§ Your goal:
Copy every line of the data in which the word "color" occurs.

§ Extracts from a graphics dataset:
====

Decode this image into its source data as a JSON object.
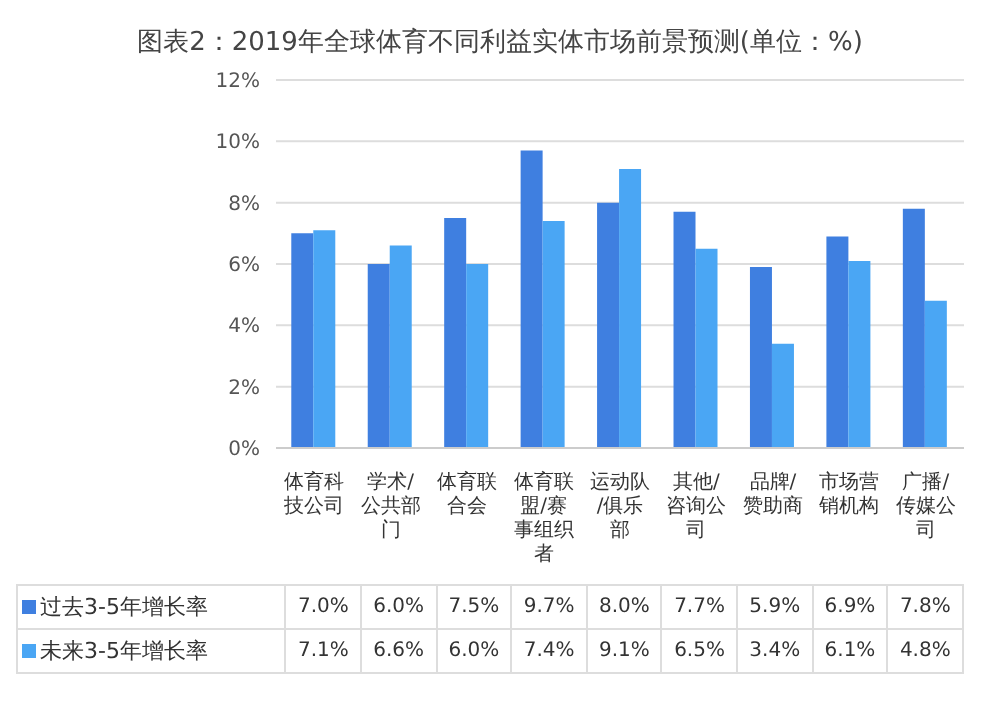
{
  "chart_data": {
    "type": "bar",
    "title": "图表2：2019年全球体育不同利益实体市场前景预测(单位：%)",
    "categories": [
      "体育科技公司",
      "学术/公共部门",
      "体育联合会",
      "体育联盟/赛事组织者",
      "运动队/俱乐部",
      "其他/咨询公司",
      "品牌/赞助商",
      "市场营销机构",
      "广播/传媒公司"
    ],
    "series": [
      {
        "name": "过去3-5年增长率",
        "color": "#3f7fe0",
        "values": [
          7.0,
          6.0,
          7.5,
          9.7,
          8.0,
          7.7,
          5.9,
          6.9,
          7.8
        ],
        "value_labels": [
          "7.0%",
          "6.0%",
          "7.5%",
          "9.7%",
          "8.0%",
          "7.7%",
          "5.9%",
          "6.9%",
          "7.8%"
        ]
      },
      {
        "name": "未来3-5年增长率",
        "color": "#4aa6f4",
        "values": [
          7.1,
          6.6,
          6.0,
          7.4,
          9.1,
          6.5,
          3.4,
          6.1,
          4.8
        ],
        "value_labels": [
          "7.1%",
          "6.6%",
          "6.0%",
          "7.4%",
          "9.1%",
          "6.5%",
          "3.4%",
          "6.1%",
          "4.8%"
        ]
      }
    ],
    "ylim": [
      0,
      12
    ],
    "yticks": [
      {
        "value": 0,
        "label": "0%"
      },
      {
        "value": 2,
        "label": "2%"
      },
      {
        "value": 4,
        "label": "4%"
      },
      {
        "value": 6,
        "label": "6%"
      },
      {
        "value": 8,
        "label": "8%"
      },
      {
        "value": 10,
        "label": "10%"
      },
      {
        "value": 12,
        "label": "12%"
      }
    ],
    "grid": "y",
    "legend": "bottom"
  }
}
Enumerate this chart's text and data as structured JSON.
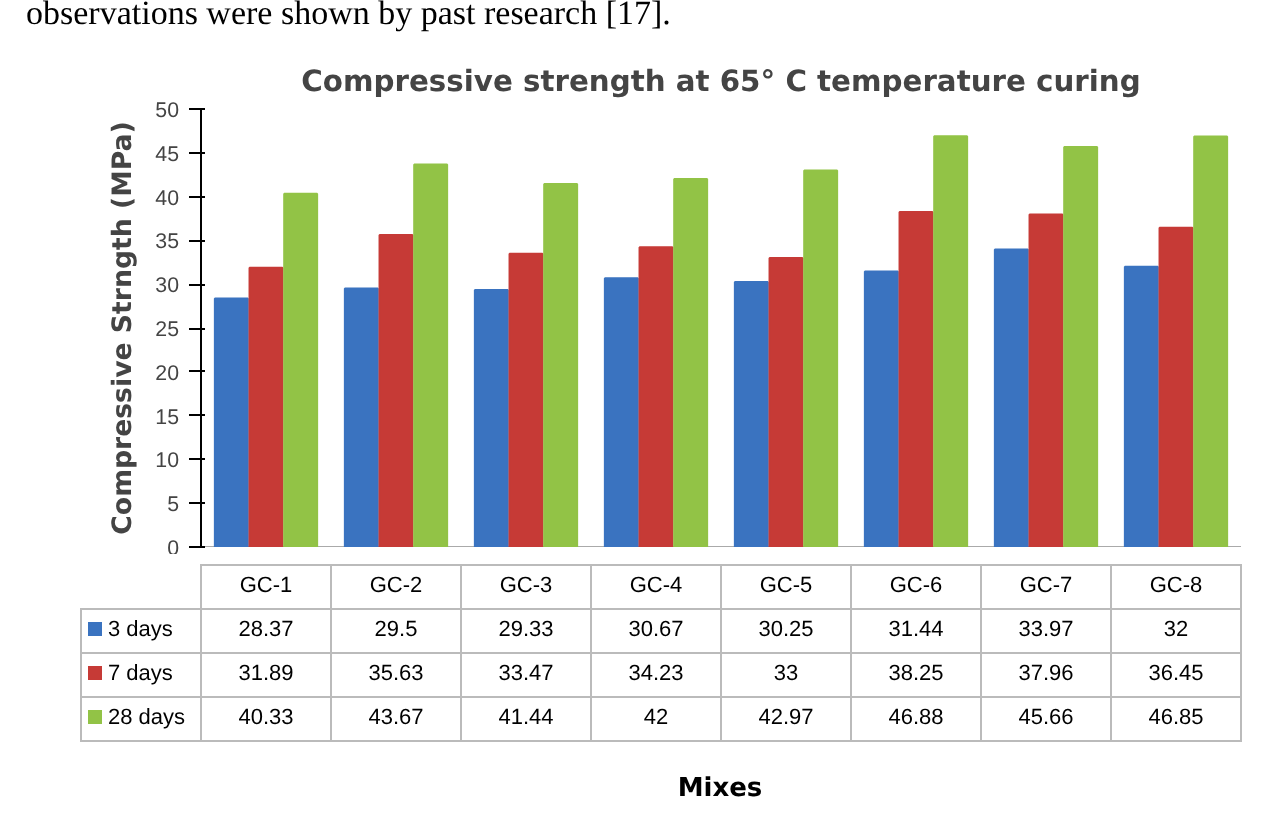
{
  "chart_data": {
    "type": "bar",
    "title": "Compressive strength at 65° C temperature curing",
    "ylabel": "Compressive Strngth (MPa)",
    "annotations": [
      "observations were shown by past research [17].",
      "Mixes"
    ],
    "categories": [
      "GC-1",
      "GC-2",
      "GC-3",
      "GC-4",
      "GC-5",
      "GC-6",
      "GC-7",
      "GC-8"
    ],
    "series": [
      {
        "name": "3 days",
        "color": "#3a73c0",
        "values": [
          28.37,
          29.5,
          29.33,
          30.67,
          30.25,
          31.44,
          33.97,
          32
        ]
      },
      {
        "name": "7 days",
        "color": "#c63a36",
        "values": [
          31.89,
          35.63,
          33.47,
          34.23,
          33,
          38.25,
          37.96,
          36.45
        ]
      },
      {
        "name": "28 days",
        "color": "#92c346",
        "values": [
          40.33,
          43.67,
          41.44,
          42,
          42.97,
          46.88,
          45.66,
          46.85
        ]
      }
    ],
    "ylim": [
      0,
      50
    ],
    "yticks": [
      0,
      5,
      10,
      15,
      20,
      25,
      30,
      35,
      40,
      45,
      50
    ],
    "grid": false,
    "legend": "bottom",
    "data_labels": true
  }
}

====

§ Response:
        "color": "#3f7fe0",
        "color": "#4aa6f4",
        "color": "#3a73c0",
        "color": "#c63a36",
        "color": "#92c346",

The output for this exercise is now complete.